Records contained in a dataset
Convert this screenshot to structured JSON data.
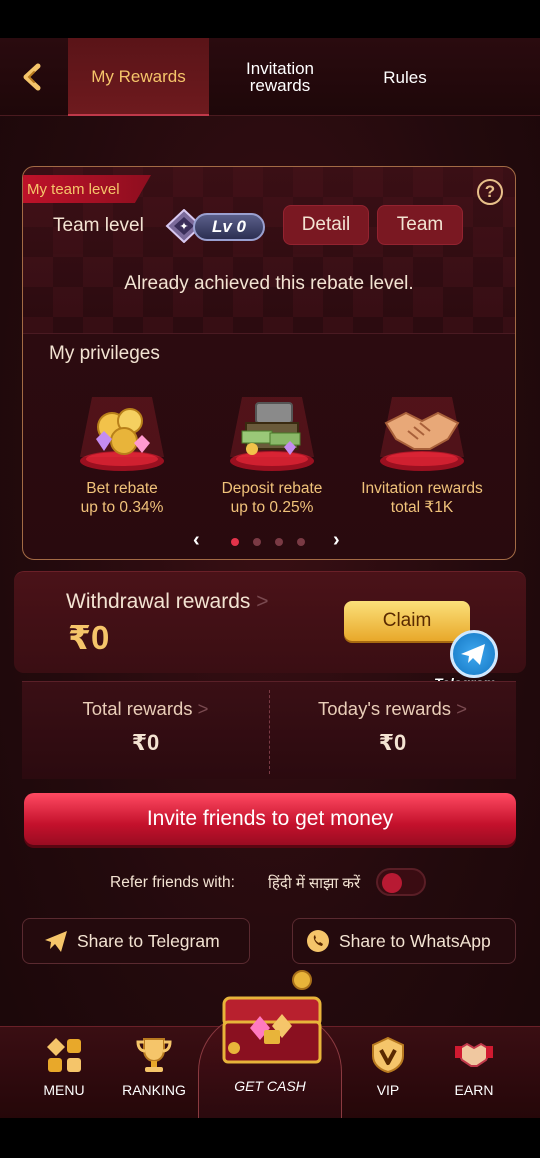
{
  "header": {
    "tabs": [
      {
        "label": "My Rewards",
        "active": true
      },
      {
        "label_line1": "Invitation",
        "label_line2": "rewards",
        "active": false
      },
      {
        "label": "Rules",
        "active": false
      }
    ]
  },
  "team_card": {
    "tag": "My team level",
    "team_level_label": "Team level",
    "level_badge": "Lv 0",
    "detail_button": "Detail",
    "team_button": "Team",
    "achieved_text": "Already achieved this rebate level.",
    "privileges_title": "My privileges",
    "privileges": [
      {
        "line1": "Bet rebate",
        "line2": "up to 0.34%",
        "icon": "coins-gems-icon"
      },
      {
        "line1": "Deposit rebate",
        "line2": "up to 0.25%",
        "icon": "money-chest-icon"
      },
      {
        "line1": "Invitation rewards",
        "line2": "total ₹1K",
        "icon": "handshake-icon"
      }
    ],
    "pager": {
      "pages": 4,
      "current": 1
    }
  },
  "withdrawal": {
    "title": "Withdrawal rewards",
    "arrow": ">",
    "amount": "₹0",
    "claim_button": "Claim"
  },
  "telegram_float": {
    "label": "Telegram"
  },
  "totals": {
    "total_label": "Total rewards",
    "total_value": "₹0",
    "today_label": "Today's rewards",
    "today_value": "₹0",
    "arrow": ">"
  },
  "invite_button": "Invite friends to get money",
  "refer": {
    "label": "Refer friends with:",
    "language": "हिंदी में साझा करें",
    "toggle_on": false
  },
  "share": {
    "telegram": "Share to Telegram",
    "whatsapp": "Share to WhatsApp"
  },
  "nav": {
    "menu": "MENU",
    "ranking": "RANKING",
    "get_cash": "GET CASH",
    "vip": "VIP",
    "earn": "EARN"
  },
  "colors": {
    "accent_gold": "#f5c56a",
    "accent_red": "#c4112c",
    "background": "#230a0d"
  }
}
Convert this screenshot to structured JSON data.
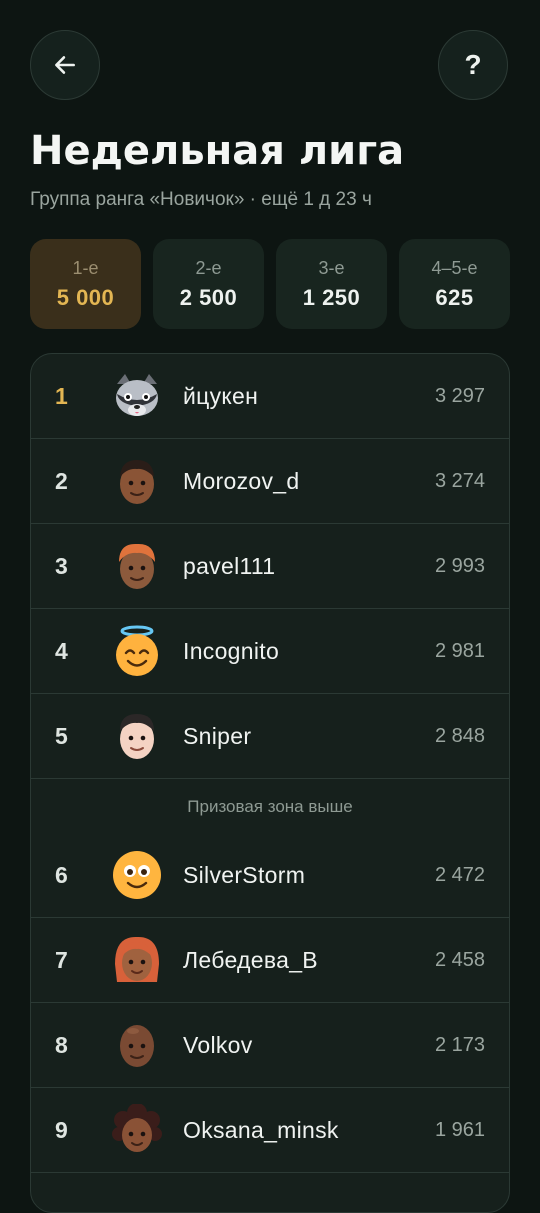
{
  "header": {
    "title": "Недельная лига",
    "subtitle": "Группа ранга «Новичок» · ещё 1 д 23 ч",
    "back_icon": "arrow-left-icon",
    "help_label": "?"
  },
  "prizes": [
    {
      "place": "1-е",
      "amount": "5 000"
    },
    {
      "place": "2-е",
      "amount": "2 500"
    },
    {
      "place": "3-е",
      "amount": "1 250"
    },
    {
      "place": "4–5-е",
      "amount": "625"
    }
  ],
  "leaderboard": {
    "rows": [
      {
        "rank": "1",
        "name": "йцукен",
        "score": "3 297",
        "avatar": "raccoon-avatar-icon"
      },
      {
        "rank": "2",
        "name": "Morozov_d",
        "score": "3 274",
        "avatar": "man-dark-hair-avatar-icon"
      },
      {
        "rank": "3",
        "name": "pavel111",
        "score": "2 993",
        "avatar": "man-red-hair-avatar-icon"
      },
      {
        "rank": "4",
        "name": "Incognito",
        "score": "2 981",
        "avatar": "angel-smiley-icon"
      },
      {
        "rank": "5",
        "name": "Sniper",
        "score": "2 848",
        "avatar": "man-light-avatar-icon"
      },
      {
        "rank": "6",
        "name": "SilverStorm",
        "score": "2 472",
        "avatar": "smiley-face-icon"
      },
      {
        "rank": "7",
        "name": "Лебедева_В",
        "score": "2 458",
        "avatar": "woman-red-hair-avatar-icon"
      },
      {
        "rank": "8",
        "name": "Volkov",
        "score": "2 173",
        "avatar": "man-bald-avatar-icon"
      },
      {
        "rank": "9",
        "name": "Oksana_minsk",
        "score": "1 961",
        "avatar": "woman-curly-hair-avatar-icon"
      }
    ],
    "prize_zone_label": "Призовая зона выше"
  },
  "colors": {
    "background": "#0d1512",
    "gold": "#e3b653",
    "card": "#18251f"
  }
}
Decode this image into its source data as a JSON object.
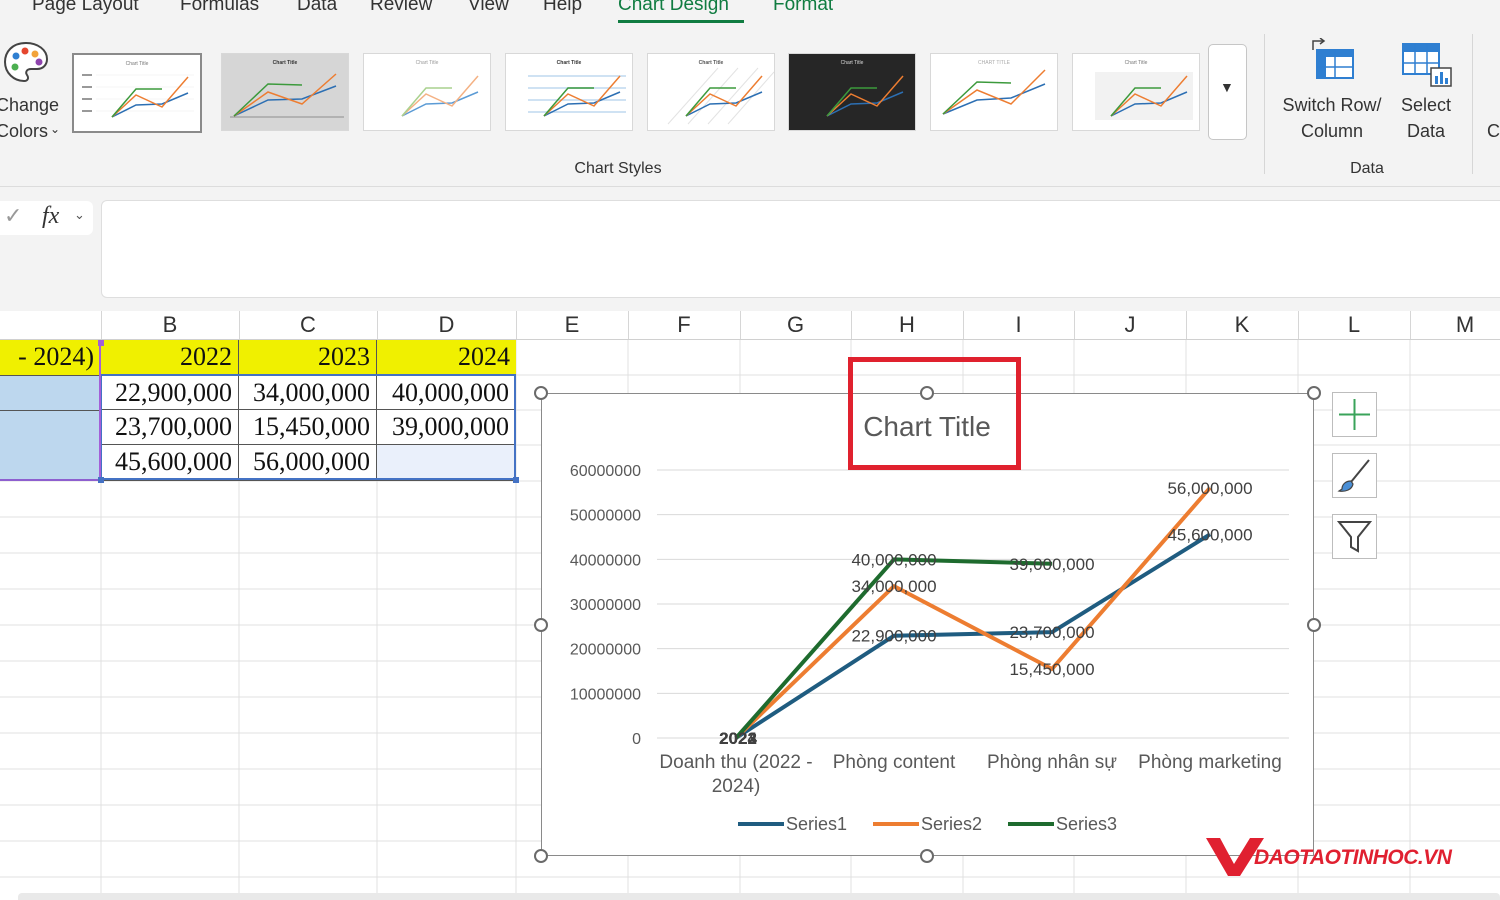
{
  "ribbon_tabs": [
    "Page Layout",
    "Formulas",
    "Data",
    "Review",
    "View",
    "Help",
    "Chart Design",
    "Format"
  ],
  "active_tab": "Chart Design",
  "ribbon": {
    "change_colors_line1": "Change",
    "change_colors_line2": "Colors",
    "chart_styles_label": "Chart Styles",
    "switch_row_line1": "Switch Row/",
    "switch_row_line2": "Column",
    "select_data_line1": "Select",
    "select_data_line2": "Data",
    "data_group_label": "Data",
    "cut_label": "C"
  },
  "formula_bar": {
    "fx_label": "fx",
    "value": ""
  },
  "columns": [
    "B",
    "C",
    "D",
    "E",
    "F",
    "G",
    "H",
    "I",
    "J",
    "K",
    "L",
    "M"
  ],
  "sheet": {
    "header_row": [
      "- 2024)",
      "2022",
      "2023",
      "2024"
    ],
    "rows": [
      [
        "",
        "22,900,000",
        "34,000,000",
        "40,000,000"
      ],
      [
        "",
        "23,700,000",
        "15,450,000",
        "39,000,000"
      ],
      [
        "",
        "45,600,000",
        "56,000,000",
        ""
      ]
    ],
    "header_fill": "#f0f000",
    "row_label_fill": "#bdd7ee"
  },
  "chart_data": {
    "type": "line",
    "title": "Chart Title",
    "categories": [
      "Doanh thu (2022 - 2024)",
      "Phòng content",
      "Phòng nhân sự",
      "Phòng marketing"
    ],
    "category_labels": [
      [
        "Doanh thu (2022 -",
        "2024)"
      ],
      [
        "Phòng content"
      ],
      [
        "Phòng nhân sự"
      ],
      [
        "Phòng marketing"
      ]
    ],
    "series": [
      {
        "name": "Series1",
        "color": "#1f5c80",
        "values": [
          2022,
          22900000,
          23700000,
          45600000
        ],
        "labels": [
          "2022",
          "22,900,000",
          "23,700,000",
          "45,600,000"
        ]
      },
      {
        "name": "Series2",
        "color": "#ed7d31",
        "values": [
          2023,
          34000000,
          15450000,
          56000000
        ],
        "labels": [
          "2023",
          "34,000,000",
          "15,450,000",
          "56,000,000"
        ]
      },
      {
        "name": "Series3",
        "color": "#1e6b2e",
        "values": [
          2024,
          40000000,
          39000000,
          null
        ],
        "labels": [
          "2024",
          "40,000,000",
          "39,000,000",
          ""
        ]
      }
    ],
    "y_ticks": [
      "0",
      "10000000",
      "20000000",
      "30000000",
      "40000000",
      "50000000",
      "60000000"
    ],
    "ylim": [
      0,
      60000000
    ],
    "grid": true,
    "legend": "bottom",
    "title_highlight_color": "#e0212e"
  },
  "chart_side_buttons": [
    "chart-elements",
    "chart-styles",
    "chart-filters"
  ],
  "watermark": {
    "brand": "DAOTAOTINHOC.VN",
    "color": "#e02030"
  }
}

What you need to do:
Copy each line from the records above that includes the string "smiley".

Answer to this task:
        "avatar": "angel-smiley-icon"
        "avatar": "smiley-face-icon"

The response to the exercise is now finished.